• [What the task asks] Among these lines, how many include "page"? Answer only with the number.

◇ ◇ ◇

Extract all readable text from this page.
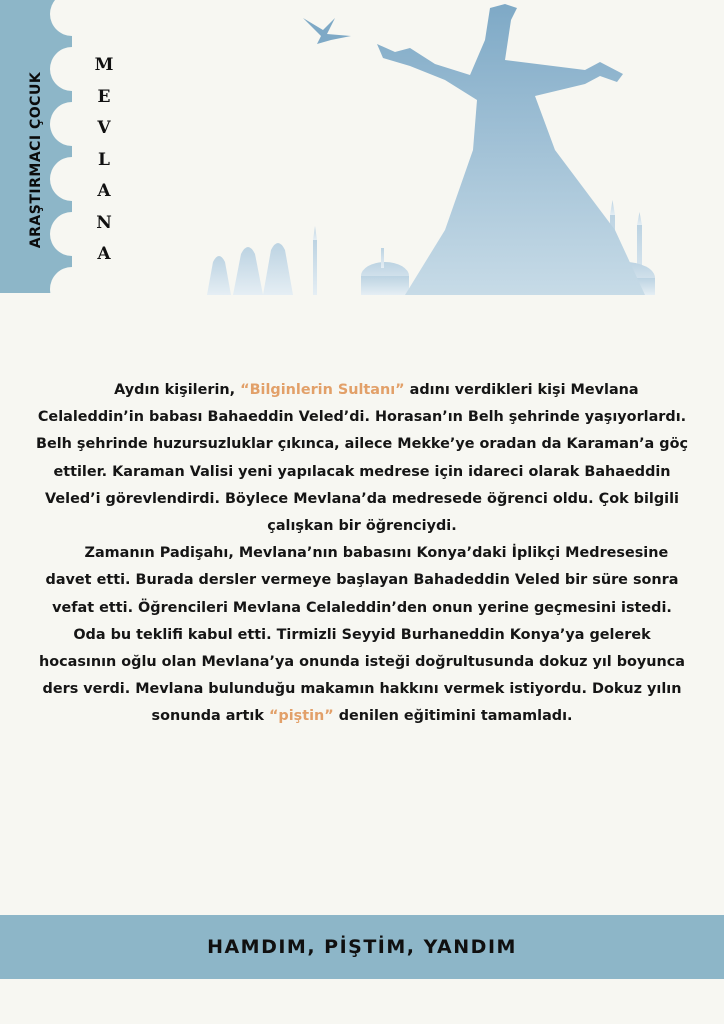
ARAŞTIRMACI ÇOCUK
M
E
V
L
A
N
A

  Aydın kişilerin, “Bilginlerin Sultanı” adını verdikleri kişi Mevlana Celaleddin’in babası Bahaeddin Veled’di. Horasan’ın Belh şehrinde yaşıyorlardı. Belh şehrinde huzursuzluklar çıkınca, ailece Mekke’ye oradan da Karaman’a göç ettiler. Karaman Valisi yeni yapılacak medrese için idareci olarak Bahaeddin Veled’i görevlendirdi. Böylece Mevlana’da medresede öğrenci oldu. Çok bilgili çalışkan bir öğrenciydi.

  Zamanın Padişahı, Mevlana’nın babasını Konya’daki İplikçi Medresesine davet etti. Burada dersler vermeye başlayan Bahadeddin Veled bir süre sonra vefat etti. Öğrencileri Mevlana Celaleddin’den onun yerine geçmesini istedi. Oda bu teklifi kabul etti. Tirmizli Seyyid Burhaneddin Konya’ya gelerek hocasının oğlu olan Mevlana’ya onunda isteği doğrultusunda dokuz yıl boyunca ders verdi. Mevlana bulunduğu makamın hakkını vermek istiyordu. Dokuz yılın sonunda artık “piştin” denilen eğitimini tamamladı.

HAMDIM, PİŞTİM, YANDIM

◇ ◇ ◇

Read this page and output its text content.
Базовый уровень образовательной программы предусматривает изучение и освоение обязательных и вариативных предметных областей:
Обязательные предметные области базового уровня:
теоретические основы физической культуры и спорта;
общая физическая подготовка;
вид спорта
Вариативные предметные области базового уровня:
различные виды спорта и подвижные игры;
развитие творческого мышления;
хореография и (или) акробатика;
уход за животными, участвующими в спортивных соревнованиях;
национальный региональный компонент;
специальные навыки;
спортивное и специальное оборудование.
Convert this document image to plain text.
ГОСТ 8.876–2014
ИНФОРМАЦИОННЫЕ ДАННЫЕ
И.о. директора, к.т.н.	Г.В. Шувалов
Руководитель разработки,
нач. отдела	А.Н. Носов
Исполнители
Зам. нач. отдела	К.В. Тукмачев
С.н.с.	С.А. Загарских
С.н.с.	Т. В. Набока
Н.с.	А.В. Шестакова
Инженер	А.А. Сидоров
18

◇ ◇ ◇

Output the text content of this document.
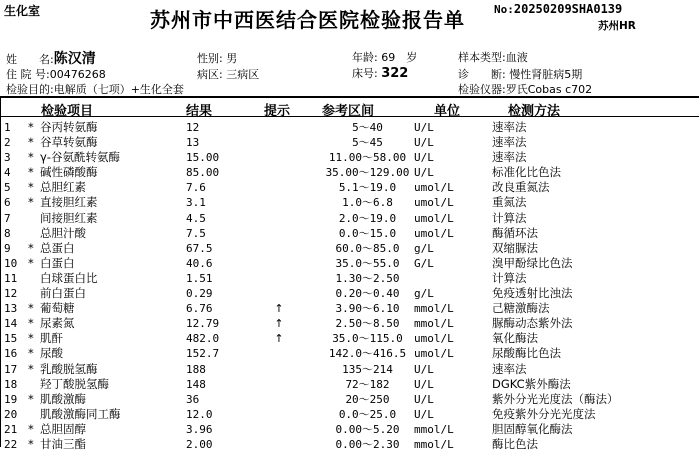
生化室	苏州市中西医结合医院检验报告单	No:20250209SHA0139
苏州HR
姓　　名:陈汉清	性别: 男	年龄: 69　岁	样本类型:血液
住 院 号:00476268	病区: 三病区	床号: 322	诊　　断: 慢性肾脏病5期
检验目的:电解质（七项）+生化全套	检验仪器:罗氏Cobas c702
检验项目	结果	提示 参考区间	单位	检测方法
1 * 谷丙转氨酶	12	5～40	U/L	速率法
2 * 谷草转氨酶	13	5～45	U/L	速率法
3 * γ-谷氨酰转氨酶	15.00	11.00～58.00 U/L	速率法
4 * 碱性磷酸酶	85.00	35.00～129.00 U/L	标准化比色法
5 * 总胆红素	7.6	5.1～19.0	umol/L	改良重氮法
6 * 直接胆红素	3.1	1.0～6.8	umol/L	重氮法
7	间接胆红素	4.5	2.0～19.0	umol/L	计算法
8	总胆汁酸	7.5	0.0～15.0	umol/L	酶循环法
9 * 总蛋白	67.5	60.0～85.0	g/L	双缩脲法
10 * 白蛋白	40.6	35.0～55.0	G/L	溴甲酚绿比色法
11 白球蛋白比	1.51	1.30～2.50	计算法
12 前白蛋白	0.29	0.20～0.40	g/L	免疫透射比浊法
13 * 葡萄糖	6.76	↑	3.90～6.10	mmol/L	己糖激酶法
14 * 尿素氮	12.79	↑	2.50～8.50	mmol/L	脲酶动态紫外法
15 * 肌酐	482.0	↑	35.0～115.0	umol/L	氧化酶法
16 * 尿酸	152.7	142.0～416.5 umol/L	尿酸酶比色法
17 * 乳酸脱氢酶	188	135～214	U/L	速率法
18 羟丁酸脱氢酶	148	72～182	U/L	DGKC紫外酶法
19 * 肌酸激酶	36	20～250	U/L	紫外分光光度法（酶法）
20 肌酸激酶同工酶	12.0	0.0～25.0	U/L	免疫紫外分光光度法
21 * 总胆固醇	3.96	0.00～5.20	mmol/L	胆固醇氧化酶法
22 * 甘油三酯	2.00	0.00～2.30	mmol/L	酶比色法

◇ ◇ ◇

• [Response to this task] 2